= Exercise details =
Rewrite the records below, replacing each "data-label" with "value-label" and leaving everything else unchanged. Leave the pictures out.

——

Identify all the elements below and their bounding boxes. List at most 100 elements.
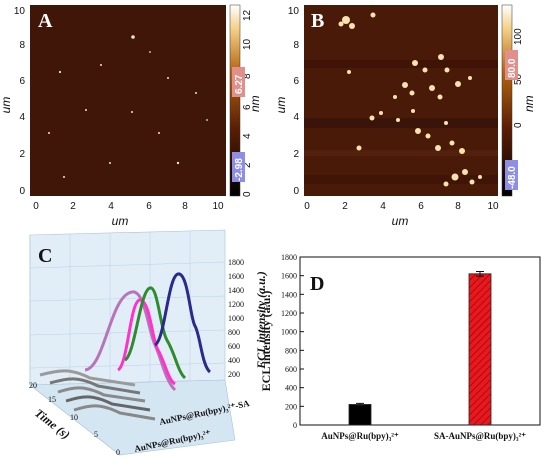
x-tick-labels-d: AuNPs@Ru(bpy)₃²⁺ SA-AuNPs@Ru(bpy)₃²⁺ [321, 431, 526, 441]
y-tick-labels-a: 0 2 4 6 8 10 [14, 6, 26, 197]
bars-d [348, 270, 492, 426]
y-tick-b-6: 6 [293, 76, 299, 87]
x-tick-label-d: SA-AuNPs@Ru(bpy)₃²⁺ [434, 431, 526, 441]
colorbar-unit-b: nm [522, 95, 536, 112]
cb-tick-a-12: 12 [242, 9, 253, 21]
x-axis-label-a: um [112, 214, 129, 228]
panel-letter-b: B [311, 10, 324, 32]
y-tick-label-d: 1200 [281, 309, 297, 318]
error-bar-1 [356, 402, 364, 407]
y-axis-label-a: um [0, 97, 13, 114]
colorbar-unit-a: nm [248, 95, 262, 112]
x-tick-b-2: 2 [342, 201, 348, 212]
cb-tick-a-4: 4 [242, 133, 253, 139]
afm-streaks-b [304, 60, 498, 184]
y-tick-b-2: 2 [293, 149, 299, 160]
colorbar-b [501, 4, 513, 197]
y-ticks-d: 0 200 400 600 800 1000 1200 1400 1600 1800 [281, 253, 304, 430]
x-axis-label-b: um [392, 214, 409, 228]
cb-tick-b-100: 100 [513, 28, 524, 45]
cb-tick-a-2: 2 [242, 162, 253, 168]
afm-image-b [304, 5, 498, 196]
trace-magenta [116, 298, 176, 386]
x-tick-labels-b: 0 2 4 6 8 10 [304, 201, 499, 212]
colorbar-ticks-a: 0 2 4 6 8 10 12 [242, 9, 253, 197]
x-tick-b-0: 0 [304, 201, 310, 212]
panel-d: D 0 200 400 600 800 1000 1200 1400 1600 1800 AuNP… [259, 253, 541, 441]
panel-b: B 0 2 4 6 8 10 0 2 4 6 8 10 um um 0 50 1… [274, 4, 536, 228]
y-tick-label-d: 1400 [281, 290, 297, 299]
afm-image-a [30, 5, 226, 196]
x-tick-a-2: 2 [70, 201, 76, 212]
time-tick-c-10: 10 [70, 413, 78, 422]
y-tick-a-0: 0 [19, 186, 25, 197]
y-tick-labels-b: 0 2 4 6 8 10 [288, 6, 300, 197]
y-tick-a-10: 10 [14, 6, 26, 17]
z-tick-c-800: 800 [228, 328, 240, 337]
afm-particles-b [338, 12, 482, 187]
colorbar-max-b: 80.0 [507, 58, 518, 78]
z-axis-label-c: ECL intensity (a.u.) [254, 271, 268, 370]
cb-tick-a-8: 8 [242, 73, 253, 79]
y-tick-label-d: 1800 [281, 253, 297, 262]
y-tick-a-8: 8 [19, 40, 25, 51]
z-tick-c-200: 200 [228, 370, 240, 379]
trace-gray-1 [39, 369, 136, 387]
cb-tick-b-50: 50 [513, 73, 524, 85]
afm-specks-a [48, 35, 208, 178]
cb-tick-a-10: 10 [242, 38, 253, 50]
colorbar-max-box-a [232, 67, 245, 97]
colorbar-min-box-a [232, 152, 245, 182]
x-tick-a-10: 10 [212, 201, 224, 212]
time-tick-c-0: 0 [116, 448, 120, 457]
y-tick-label-d: 1600 [281, 272, 297, 281]
time-tick-c-15: 15 [48, 395, 56, 404]
y-tick-label-d: 200 [285, 402, 297, 411]
trace-gray-4 [65, 395, 151, 412]
grid-c [29, 231, 226, 384]
panel-letter-a: A [38, 10, 53, 32]
error-bar-2 [476, 270, 484, 277]
z-tick-c-1400: 1400 [228, 286, 244, 295]
x-tick-b-8: 8 [455, 201, 461, 212]
z-tick-c-400: 400 [228, 356, 240, 365]
x-tick-labels-a: 0 2 4 6 8 10 [33, 201, 224, 212]
bar-1 [348, 404, 372, 426]
wall-back-c [29, 229, 226, 386]
colorbar-min-box-b [505, 160, 518, 190]
z-tick-c-600: 600 [228, 342, 240, 351]
trace-green [123, 286, 187, 380]
x-tick-a-8: 8 [182, 201, 188, 212]
z-tick-c-1600: 1600 [228, 272, 244, 281]
colorbar-min-a: -2.98 [234, 158, 245, 181]
y-tick-label-d: 600 [285, 365, 297, 374]
x-tick-label-d: AuNPs@Ru(bpy)₃²⁺ [321, 431, 399, 441]
y-tick-label-d: 800 [285, 346, 297, 355]
y-tick-b-8: 8 [293, 40, 299, 51]
panel-c: C 200 400 600 800 1000 1200 1400 1600 18… [29, 229, 268, 457]
y-tick-a-6: 6 [19, 76, 25, 87]
x-tick-b-10: 10 [487, 201, 499, 212]
cb-tick-a-6: 6 [242, 104, 253, 110]
z-tick-c-1800: 1800 [228, 258, 244, 267]
trace-gray-2 [49, 377, 141, 395]
plot-frame-d [299, 256, 541, 426]
panel-letter-d: D [310, 273, 324, 295]
trace-gray-5 [73, 404, 156, 421]
x-tick-a-6: 6 [146, 201, 152, 212]
x-tick-b-4: 4 [380, 201, 386, 212]
y-tick-b-4: 4 [293, 112, 299, 123]
colorbar-max-box-b [505, 50, 518, 80]
x-tick-b-6: 6 [418, 201, 424, 212]
panel-letter-c: C [38, 245, 52, 267]
panel-a: A 0 2 4 6 8 10 0 2 4 6 8 10 um um 0 2 4 … [0, 4, 262, 228]
y-axis-label-b: um [274, 97, 288, 114]
time-tick-c-5: 5 [94, 430, 98, 439]
trace-gray-3 [57, 386, 146, 403]
colorbar-a [229, 4, 241, 197]
x-tick-a-4: 4 [108, 201, 114, 212]
ecl-traces-c [39, 272, 212, 421]
y-tick-label-d: 0 [293, 421, 297, 430]
z-tick-c-1200: 1200 [228, 300, 244, 309]
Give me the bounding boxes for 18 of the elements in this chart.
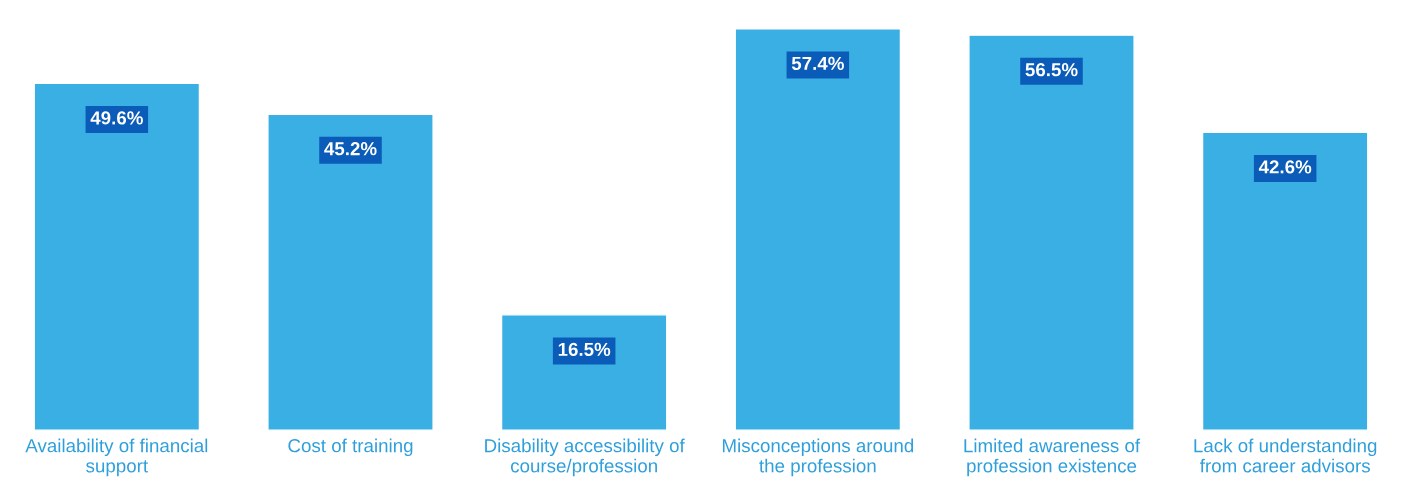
data-label: 57.4% (791, 56, 844, 71)
x-tick-label: Misconceptions around the profession (722, 438, 914, 477)
data-label: 16.5% (558, 342, 611, 356)
bar (734, 28, 902, 431)
x-tick-label: Limited awareness of profession existence (964, 438, 1141, 477)
data-label: 45.2% (324, 142, 377, 156)
x-tick-label: Availability of financial support (25, 438, 208, 477)
x-tick-label: Cost of training (288, 438, 413, 457)
x-tick-label: Disability accessibility of course/profession (485, 438, 685, 477)
bar (500, 314, 668, 431)
bar (33, 82, 201, 431)
data-label: 56.5% (1025, 63, 1078, 77)
bar (968, 34, 1135, 431)
x-tick-label: Lack of understanding from career advisors (1194, 438, 1377, 473)
bar (1201, 131, 1369, 431)
bar (267, 113, 434, 431)
data-label: 49.6% (90, 111, 143, 125)
data-label: 42.6% (1258, 160, 1312, 174)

——

= Output for this exercise =
Identify all the elements below and their bounding boxes. List at most 100 elements.
x-tick-labels-d: AuNPs@Ru(bpy)₃²⁺ SA-AuNPs@Ru(bpy)₃²⁺ [321, 431, 526, 441]
y-tick-labels-a: 0 2 4 6 8 10 [14, 6, 26, 197]
bars-d [348, 270, 492, 426]
y-tick-b-6: 6 [293, 76, 299, 87]
x-tick-label-d: SA-AuNPs@Ru(bpy)₃²⁺ [434, 431, 526, 441]
colorbar-unit-b: nm [522, 95, 536, 112]
cb-tick-a-12: 12 [242, 9, 253, 21]
x-axis-label-a: um [112, 214, 129, 228]
panel-letter-b: B [311, 10, 324, 32]
y-tick-label-d: 1200 [281, 309, 297, 318]
error-bar-1 [356, 402, 364, 407]
y-axis-label-a: um [0, 97, 13, 114]
colorbar-unit-a: nm [248, 95, 262, 112]
x-tick-b-2: 2 [342, 201, 348, 212]
cb-tick-a-4: 4 [242, 133, 253, 139]
afm-streaks-b [304, 60, 498, 184]
y-tick-b-2: 2 [293, 149, 299, 160]
colorbar-b [501, 4, 513, 197]
y-ticks-d: 0 200 400 600 800 1000 1200 1400 1600 1800 [281, 253, 304, 430]
x-axis-label-b: um [392, 214, 409, 228]
cb-tick-b-100: 100 [513, 28, 524, 45]
cb-tick-a-2: 2 [242, 162, 253, 168]
afm-image-b [304, 5, 498, 196]
trace-magenta [116, 298, 176, 386]
x-tick-labels-b: 0 2 4 6 8 10 [304, 201, 499, 212]
colorbar-ticks-a: 0 2 4 6 8 10 12 [242, 9, 253, 197]
x-tick-b-0: 0 [304, 201, 310, 212]
panel-d: D 0 200 400 600 800 1000 1200 1400 1600 1800 AuNP… [259, 253, 541, 441]
panel-b: B 0 2 4 6 8 10 0 2 4 6 8 10 um um 0 50 1… [274, 4, 536, 228]
y-tick-label-d: 1400 [281, 290, 297, 299]
afm-image-a [30, 5, 226, 196]
x-tick-a-2: 2 [70, 201, 76, 212]
time-tick-c-10: 10 [70, 413, 78, 422]
y-tick-a-0: 0 [19, 186, 25, 197]
y-tick-labels-b: 0 2 4 6 8 10 [288, 6, 300, 197]
y-tick-a-10: 10 [14, 6, 26, 17]
z-tick-c-800: 800 [228, 328, 240, 337]
afm-particles-b [338, 12, 482, 187]
colorbar-max-b: 80.0 [507, 58, 518, 78]
z-axis-label-c: ECL intensity (a.u.) [254, 271, 268, 370]
cb-tick-a-8: 8 [242, 73, 253, 79]
y-tick-label-d: 1800 [281, 253, 297, 262]
y-tick-a-8: 8 [19, 40, 25, 51]
z-tick-c-200: 200 [228, 370, 240, 379]
trace-gray-1 [39, 369, 136, 387]
cb-tick-b-50: 50 [513, 73, 524, 85]
afm-specks-a [48, 35, 208, 178]
cb-tick-a-10: 10 [242, 38, 253, 50]
colorbar-max-box-a [232, 67, 245, 97]
colorbar-min-box-a [232, 152, 245, 182]
x-tick-a-10: 10 [212, 201, 224, 212]
time-tick-c-0: 0 [116, 448, 120, 457]
y-tick-label-d: 1600 [281, 272, 297, 281]
time-tick-c-15: 15 [48, 395, 56, 404]
y-tick-label-d: 200 [285, 402, 297, 411]
trace-gray-4 [65, 395, 151, 412]
grid-c [29, 231, 226, 384]
panel-letter-a: A [38, 10, 53, 32]
error-bar-2 [476, 270, 484, 277]
z-tick-c-1400: 1400 [228, 286, 244, 295]
x-tick-b-8: 8 [455, 201, 461, 212]
z-tick-c-400: 400 [228, 356, 240, 365]
x-tick-labels-a: 0 2 4 6 8 10 [33, 201, 224, 212]
bar-1 [348, 404, 372, 426]
wall-back-c [29, 229, 226, 386]
colorbar-min-box-b [505, 160, 518, 190]
z-tick-c-600: 600 [228, 342, 240, 351]
trace-green [123, 286, 187, 380]
x-tick-a-8: 8 [182, 201, 188, 212]
z-tick-c-1600: 1600 [228, 272, 244, 281]
colorbar-min-a: -2.98 [234, 158, 245, 181]
y-tick-label-d: 600 [285, 365, 297, 374]
x-tick-label-d: AuNPs@Ru(bpy)₃²⁺ [321, 431, 399, 441]
y-tick-label-d: 800 [285, 346, 297, 355]
y-tick-b-8: 8 [293, 40, 299, 51]
panel-c: C 200 400 600 800 1000 1200 1400 1600 18… [29, 229, 268, 457]
y-tick-a-6: 6 [19, 76, 25, 87]
x-tick-b-10: 10 [487, 201, 499, 212]
cb-tick-a-6: 6 [242, 104, 253, 110]
z-tick-c-1800: 1800 [228, 258, 244, 267]
trace-gray-2 [49, 377, 141, 395]
plot-frame-d [299, 256, 541, 426]
panel-letter-d: D [310, 273, 324, 295]
trace-gray-5 [73, 404, 156, 421]
x-tick-a-6: 6 [146, 201, 152, 212]
x-tick-b-4: 4 [380, 201, 386, 212]
y-tick-b-4: 4 [293, 112, 299, 123]
colorbar-max-box-b [505, 50, 518, 80]
x-tick-b-6: 6 [418, 201, 424, 212]
panel-letter-c: C [38, 245, 52, 267]
panel-a: A 0 2 4 6 8 10 0 2 4 6 8 10 um um 0 2 4 … [0, 4, 262, 228]
y-axis-label-b: um [274, 97, 288, 114]
time-tick-c-5: 5 [94, 430, 98, 439]
trace-gray-3 [57, 386, 146, 403]
colorbar-a [229, 4, 241, 197]
x-tick-a-4: 4 [108, 201, 114, 212]
ecl-traces-c [39, 272, 212, 421]
y-tick-label-d: 0 [293, 421, 297, 430]
z-tick-c-1200: 1200 [228, 300, 244, 309]
Give me the bounding boxes for 18 of the elements in this chart.
value-label: 57.4% (791, 56, 844, 71)
x-tick-label: Misconceptions around the profession (722, 438, 914, 477)
value-label: 16.5% (558, 342, 611, 356)
bar (734, 28, 902, 431)
x-tick-label: Limited awareness of profession existence (964, 438, 1141, 477)
value-label: 45.2% (324, 142, 377, 156)
x-tick-label: Availability of financial support (25, 438, 208, 477)
x-tick-label: Cost of training (288, 438, 413, 457)
x-tick-label: Disability accessibility of course/profession (485, 438, 685, 477)
bar (500, 314, 668, 431)
bar (33, 82, 201, 431)
value-label: 56.5% (1025, 63, 1078, 77)
bar (968, 34, 1135, 431)
x-tick-label: Lack of understanding from career advisors (1194, 438, 1377, 473)
bar (1201, 131, 1369, 431)
bar (267, 113, 434, 431)
value-label: 49.6% (90, 111, 143, 125)
value-label: 42.6% (1258, 160, 1312, 174)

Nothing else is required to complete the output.